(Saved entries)
□ □ □ □ □

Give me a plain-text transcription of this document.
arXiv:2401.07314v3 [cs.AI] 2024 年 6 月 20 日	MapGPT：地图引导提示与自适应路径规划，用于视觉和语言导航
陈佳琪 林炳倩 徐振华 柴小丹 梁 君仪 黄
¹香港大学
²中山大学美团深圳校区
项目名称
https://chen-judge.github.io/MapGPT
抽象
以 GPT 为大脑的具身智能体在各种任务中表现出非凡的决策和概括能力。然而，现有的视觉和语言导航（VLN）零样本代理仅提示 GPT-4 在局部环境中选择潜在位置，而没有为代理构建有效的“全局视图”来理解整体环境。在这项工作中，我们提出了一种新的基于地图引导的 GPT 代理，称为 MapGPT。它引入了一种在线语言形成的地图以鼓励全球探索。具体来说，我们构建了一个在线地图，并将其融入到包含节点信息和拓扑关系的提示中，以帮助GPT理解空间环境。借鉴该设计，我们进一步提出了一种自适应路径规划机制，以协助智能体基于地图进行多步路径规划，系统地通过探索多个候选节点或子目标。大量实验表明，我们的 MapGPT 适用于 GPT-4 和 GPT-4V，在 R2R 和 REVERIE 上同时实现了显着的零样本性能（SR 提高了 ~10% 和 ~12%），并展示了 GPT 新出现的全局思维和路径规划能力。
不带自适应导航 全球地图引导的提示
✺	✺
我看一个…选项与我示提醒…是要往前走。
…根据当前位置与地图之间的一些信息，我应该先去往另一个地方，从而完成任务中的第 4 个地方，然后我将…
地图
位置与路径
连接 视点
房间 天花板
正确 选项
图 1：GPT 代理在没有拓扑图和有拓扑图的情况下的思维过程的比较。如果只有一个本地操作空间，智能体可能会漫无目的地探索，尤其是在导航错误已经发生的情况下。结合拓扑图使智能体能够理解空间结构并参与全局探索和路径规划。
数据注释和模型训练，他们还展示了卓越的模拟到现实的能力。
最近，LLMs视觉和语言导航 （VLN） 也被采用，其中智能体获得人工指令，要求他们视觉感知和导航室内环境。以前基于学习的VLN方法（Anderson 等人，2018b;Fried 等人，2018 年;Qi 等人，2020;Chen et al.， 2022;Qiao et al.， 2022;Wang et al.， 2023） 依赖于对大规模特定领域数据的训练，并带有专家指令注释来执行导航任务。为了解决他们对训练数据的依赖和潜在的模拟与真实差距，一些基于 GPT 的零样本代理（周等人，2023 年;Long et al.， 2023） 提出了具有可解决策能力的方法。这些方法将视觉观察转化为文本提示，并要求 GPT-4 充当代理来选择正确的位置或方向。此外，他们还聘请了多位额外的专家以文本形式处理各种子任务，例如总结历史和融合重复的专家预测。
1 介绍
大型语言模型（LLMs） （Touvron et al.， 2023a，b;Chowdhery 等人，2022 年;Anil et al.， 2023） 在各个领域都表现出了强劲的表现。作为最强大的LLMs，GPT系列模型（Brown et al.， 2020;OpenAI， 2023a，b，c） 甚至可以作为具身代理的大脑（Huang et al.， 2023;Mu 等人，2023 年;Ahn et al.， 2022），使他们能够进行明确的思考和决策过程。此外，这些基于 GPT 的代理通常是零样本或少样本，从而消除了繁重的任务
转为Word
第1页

□ □ □ □ □

▶ AIM OF THE EXERCISE: Retype the data in full and match it exactly.

▶ WRITTEN SOLUTION:
Give me a plain-text transcription of this document.
arXiv:2401.07314v3 [cs.AI] 2024 年 6 月 20 日	MapGPT：地图引导提示与自适应路径规划，用于视觉和语言导航
陈佳琪 林炳倩 徐振华 柴小丹 梁 君仪 黄
¹香港大学
²中山大学美团深圳校区
项目名称
https://chen-judge.github.io/MapGPT
抽象
以 GPT 为大脑的具身智能体在各种任务中表现出非凡的决策和概括能力。然而，现有的视觉和语言导航（VLN）零样本代理仅提示 GPT-4 在局部环境中选择潜在位置，而没有为代理构建有效的“全局视图”来理解整体环境。在这项工作中，我们提出了一种新的基于地图引导的 GPT 代理，称为 MapGPT。它引入了一种在线语言形成的地图以鼓励全球探索。具体来说，我们构建了一个在线地图，并将其融入到包含节点信息和拓扑关系的提示中，以帮助GPT理解空间环境。借鉴该设计，我们进一步提出了一种自适应路径规划机制，以协助智能体基于地图进行多步路径规划，系统地通过探索多个候选节点或子目标。大量实验表明，我们的 MapGPT 适用于 GPT-4 和 GPT-4V，在 R2R 和 REVERIE 上同时实现了显着的零样本性能（SR 提高了 ~10% 和 ~12%），并展示了 GPT 新出现的全局思维和路径规划能力。
不带自适应导航 全球地图引导的提示
✺	✺
我看一个…选项与我示提醒…是要往前走。
…根据当前位置与地图之间的一些信息，我应该先去往另一个地方，从而完成任务中的第 4 个地方，然后我将…
地图
位置与路径
连接 视点
房间 天花板
正确 选项
图 1：GPT 代理在没有拓扑图和有拓扑图的情况下的思维过程的比较。如果只有一个本地操作空间，智能体可能会漫无目的地探索，尤其是在导航错误已经发生的情况下。结合拓扑图使智能体能够理解空间结构并参与全局探索和路径规划。
数据注释和模型训练，他们还展示了卓越的模拟到现实的能力。
最近，LLMs视觉和语言导航 （VLN） 也被采用，其中智能体获得人工指令，要求他们视觉感知和导航室内环境。以前基于学习的VLN方法（Anderson 等人，2018b;Fried 等人，2018 年;Qi 等人，2020;Chen et al.， 2022;Qiao et al.， 2022;Wang et al.， 2023） 依赖于对大规模特定领域数据的训练，并带有专家指令注释来执行导航任务。为了解决他们对训练数据的依赖和潜在的模拟与真实差距，一些基于 GPT 的零样本代理（周等人，2023 年;Long et al.， 2023） 提出了具有可解决策能力的方法。这些方法将视觉观察转化为文本提示，并要求 GPT-4 充当代理来选择正确的位置或方向。此外，他们还聘请了多位额外的专家以文本形式处理各种子任务，例如总结历史和融合重复的专家预测。
1 介绍
大型语言模型（LLMs） （Touvron et al.， 2023a，b;Chowdhery 等人，2022 年;Anil et al.， 2023） 在各个领域都表现出了强劲的表现。作为最强大的LLMs，GPT系列模型（Brown et al.， 2020;OpenAI， 2023a，b，c） 甚至可以作为具身代理的大脑（Huang et al.， 2023;Mu 等人，2023 年;Ahn et al.， 2022），使他们能够进行明确的思考和决策过程。此外，这些基于 GPT 的代理通常是零样本或少样本，从而消除了繁重的任务
转为Word
第1页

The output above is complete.